**Material shown:**
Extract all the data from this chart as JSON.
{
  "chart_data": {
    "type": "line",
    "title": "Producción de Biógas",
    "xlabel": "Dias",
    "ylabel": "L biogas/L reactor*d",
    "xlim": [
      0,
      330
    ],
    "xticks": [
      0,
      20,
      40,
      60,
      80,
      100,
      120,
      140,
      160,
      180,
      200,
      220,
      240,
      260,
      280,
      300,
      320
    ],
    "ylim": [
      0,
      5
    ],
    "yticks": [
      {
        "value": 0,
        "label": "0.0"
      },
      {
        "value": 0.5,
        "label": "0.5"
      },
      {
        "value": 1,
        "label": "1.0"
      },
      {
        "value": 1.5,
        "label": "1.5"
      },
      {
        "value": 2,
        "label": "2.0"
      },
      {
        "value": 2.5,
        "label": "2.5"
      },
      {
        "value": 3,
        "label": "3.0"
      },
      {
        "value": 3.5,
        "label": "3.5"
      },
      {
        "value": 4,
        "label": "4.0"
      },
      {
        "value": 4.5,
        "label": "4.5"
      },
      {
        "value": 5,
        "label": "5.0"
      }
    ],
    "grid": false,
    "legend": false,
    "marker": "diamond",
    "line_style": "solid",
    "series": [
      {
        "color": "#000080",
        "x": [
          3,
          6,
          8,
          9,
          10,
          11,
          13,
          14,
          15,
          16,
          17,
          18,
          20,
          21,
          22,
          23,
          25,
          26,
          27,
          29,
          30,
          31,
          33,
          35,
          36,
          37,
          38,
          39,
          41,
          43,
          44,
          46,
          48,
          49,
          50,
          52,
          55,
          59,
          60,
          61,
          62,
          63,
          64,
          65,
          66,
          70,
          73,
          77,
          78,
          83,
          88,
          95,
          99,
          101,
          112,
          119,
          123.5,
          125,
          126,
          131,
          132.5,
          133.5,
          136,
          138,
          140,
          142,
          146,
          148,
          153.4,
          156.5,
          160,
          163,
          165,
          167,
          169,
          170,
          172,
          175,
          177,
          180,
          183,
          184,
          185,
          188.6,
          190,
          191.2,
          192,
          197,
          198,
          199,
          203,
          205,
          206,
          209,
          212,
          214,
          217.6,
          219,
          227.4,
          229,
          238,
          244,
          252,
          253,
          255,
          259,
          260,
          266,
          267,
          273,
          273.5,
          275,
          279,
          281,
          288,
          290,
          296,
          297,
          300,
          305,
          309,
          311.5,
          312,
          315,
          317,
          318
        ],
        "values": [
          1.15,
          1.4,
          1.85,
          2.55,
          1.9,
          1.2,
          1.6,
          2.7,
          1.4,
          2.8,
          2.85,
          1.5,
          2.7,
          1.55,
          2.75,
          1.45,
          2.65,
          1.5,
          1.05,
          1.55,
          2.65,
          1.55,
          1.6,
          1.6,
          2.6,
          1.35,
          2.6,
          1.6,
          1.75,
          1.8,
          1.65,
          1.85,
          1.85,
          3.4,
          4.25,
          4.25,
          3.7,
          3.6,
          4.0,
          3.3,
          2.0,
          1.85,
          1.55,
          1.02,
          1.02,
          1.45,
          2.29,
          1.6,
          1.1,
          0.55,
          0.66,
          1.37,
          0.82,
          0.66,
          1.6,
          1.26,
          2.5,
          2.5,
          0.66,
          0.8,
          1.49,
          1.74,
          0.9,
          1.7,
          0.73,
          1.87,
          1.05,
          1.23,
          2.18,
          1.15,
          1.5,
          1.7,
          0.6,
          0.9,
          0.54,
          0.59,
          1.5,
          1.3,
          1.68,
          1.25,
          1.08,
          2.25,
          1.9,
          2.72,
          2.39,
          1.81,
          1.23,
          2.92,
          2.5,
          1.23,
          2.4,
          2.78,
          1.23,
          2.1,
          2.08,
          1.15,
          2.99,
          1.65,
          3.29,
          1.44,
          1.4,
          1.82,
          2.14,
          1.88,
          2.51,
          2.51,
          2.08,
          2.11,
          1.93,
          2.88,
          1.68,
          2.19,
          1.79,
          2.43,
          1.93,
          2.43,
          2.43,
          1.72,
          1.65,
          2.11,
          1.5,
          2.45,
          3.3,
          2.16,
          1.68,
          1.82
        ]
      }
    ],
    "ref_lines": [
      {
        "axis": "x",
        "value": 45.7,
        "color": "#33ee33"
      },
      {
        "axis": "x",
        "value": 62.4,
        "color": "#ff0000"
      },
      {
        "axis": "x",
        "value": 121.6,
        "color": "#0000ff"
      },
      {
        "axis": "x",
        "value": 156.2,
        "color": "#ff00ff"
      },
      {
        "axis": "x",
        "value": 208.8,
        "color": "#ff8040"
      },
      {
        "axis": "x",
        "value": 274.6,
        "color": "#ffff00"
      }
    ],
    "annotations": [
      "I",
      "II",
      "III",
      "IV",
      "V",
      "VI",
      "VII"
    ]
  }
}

**Task to complete:**
Write out the whole listing again, exactly as it stands.

**Solution to the exercise:**
Extract all the data from this chart as JSON.
{
  "chart_data": {
    "type": "line",
    "title": "Producción de Biógas",
    "xlabel": "Dias",
    "ylabel": "L biogas/L reactor*d",
    "xlim": [
      0,
      330
    ],
    "xticks": [
      0,
      20,
      40,
      60,
      80,
      100,
      120,
      140,
      160,
      180,
      200,
      220,
      240,
      260,
      280,
      300,
      320
    ],
    "ylim": [
      0,
      5
    ],
    "yticks": [
      {
        "value": 0,
        "label": "0.0"
      },
      {
        "value": 0.5,
        "label": "0.5"
      },
      {
        "value": 1,
        "label": "1.0"
      },
      {
        "value": 1.5,
        "label": "1.5"
      },
      {
        "value": 2,
        "label": "2.0"
      },
      {
        "value": 2.5,
        "label": "2.5"
      },
      {
        "value": 3,
        "label": "3.0"
      },
      {
        "value": 3.5,
        "label": "3.5"
      },
      {
        "value": 4,
        "label": "4.0"
      },
      {
        "value": 4.5,
        "label": "4.5"
      },
      {
        "value": 5,
        "label": "5.0"
      }
    ],
    "grid": false,
    "legend": false,
    "marker": "diamond",
    "line_style": "solid",
    "series": [
      {
        "color": "#000080",
        "x": [
          3,
          6,
          8,
          9,
          10,
          11,
          13,
          14,
          15,
          16,
          17,
          18,
          20,
          21,
          22,
          23,
          25,
          26,
          27,
          29,
          30,
          31,
          33,
          35,
          36,
          37,
          38,
          39,
          41,
          43,
          44,
          46,
          48,
          49,
          50,
          52,
          55,
          59,
          60,
          61,
          62,
          63,
          64,
          65,
          66,
          70,
          73,
          77,
          78,
          83,
          88,
          95,
          99,
          101,
          112,
          119,
          123.5,
          125,
          126,
          131,
          132.5,
          133.5,
          136,
          138,
          140,
          142,
          146,
          148,
          153.4,
          156.5,
          160,
          163,
          165,
          167,
          169,
          170,
          172,
          175,
          177,
          180,
          183,
          184,
          185,
          188.6,
          190,
          191.2,
          192,
          197,
          198,
          199,
          203,
          205,
          206,
          209,
          212,
          214,
          217.6,
          219,
          227.4,
          229,
          238,
          244,
          252,
          253,
          255,
          259,
          260,
          266,
          267,
          273,
          273.5,
          275,
          279,
          281,
          288,
          290,
          296,
          297,
          300,
          305,
          309,
          311.5,
          312,
          315,
          317,
          318
        ],
        "values": [
          1.15,
          1.4,
          1.85,
          2.55,
          1.9,
          1.2,
          1.6,
          2.7,
          1.4,
          2.8,
          2.85,
          1.5,
          2.7,
          1.55,
          2.75,
          1.45,
          2.65,
          1.5,
          1.05,
          1.55,
          2.65,
          1.55,
          1.6,
          1.6,
          2.6,
          1.35,
          2.6,
          1.6,
          1.75,
          1.8,
          1.65,
          1.85,
          1.85,
          3.4,
          4.25,
          4.25,
          3.7,
          3.6,
          4.0,
          3.3,
          2.0,
          1.85,
          1.55,
          1.02,
          1.02,
          1.45,
          2.29,
          1.6,
          1.1,
          0.55,
          0.66,
          1.37,
          0.82,
          0.66,
          1.6,
          1.26,
          2.5,
          2.5,
          0.66,
          0.8,
          1.49,
          1.74,
          0.9,
          1.7,
          0.73,
          1.87,
          1.05,
          1.23,
          2.18,
          1.15,
          1.5,
          1.7,
          0.6,
          0.9,
          0.54,
          0.59,
          1.5,
          1.3,
          1.68,
          1.25,
          1.08,
          2.25,
          1.9,
          2.72,
          2.39,
          1.81,
          1.23,
          2.92,
          2.5,
          1.23,
          2.4,
          2.78,
          1.23,
          2.1,
          2.08,
          1.15,
          2.99,
          1.65,
          3.29,
          1.44,
          1.4,
          1.82,
          2.14,
          1.88,
          2.51,
          2.51,
          2.08,
          2.11,
          1.93,
          2.88,
          1.68,
          2.19,
          1.79,
          2.43,
          1.93,
          2.43,
          2.43,
          1.72,
          1.65,
          2.11,
          1.5,
          2.45,
          3.3,
          2.16,
          1.68,
          1.82
        ]
      }
    ],
    "ref_lines": [
      {
        "axis": "x",
        "value": 45.7,
        "color": "#33ee33"
      },
      {
        "axis": "x",
        "value": 62.4,
        "color": "#ff0000"
      },
      {
        "axis": "x",
        "value": 121.6,
        "color": "#0000ff"
      },
      {
        "axis": "x",
        "value": 156.2,
        "color": "#ff00ff"
      },
      {
        "axis": "x",
        "value": 208.8,
        "color": "#ff8040"
      },
      {
        "axis": "x",
        "value": 274.6,
        "color": "#ffff00"
      }
    ],
    "annotations": [
      "I",
      "II",
      "III",
      "IV",
      "V",
      "VI",
      "VII"
    ]
  }
}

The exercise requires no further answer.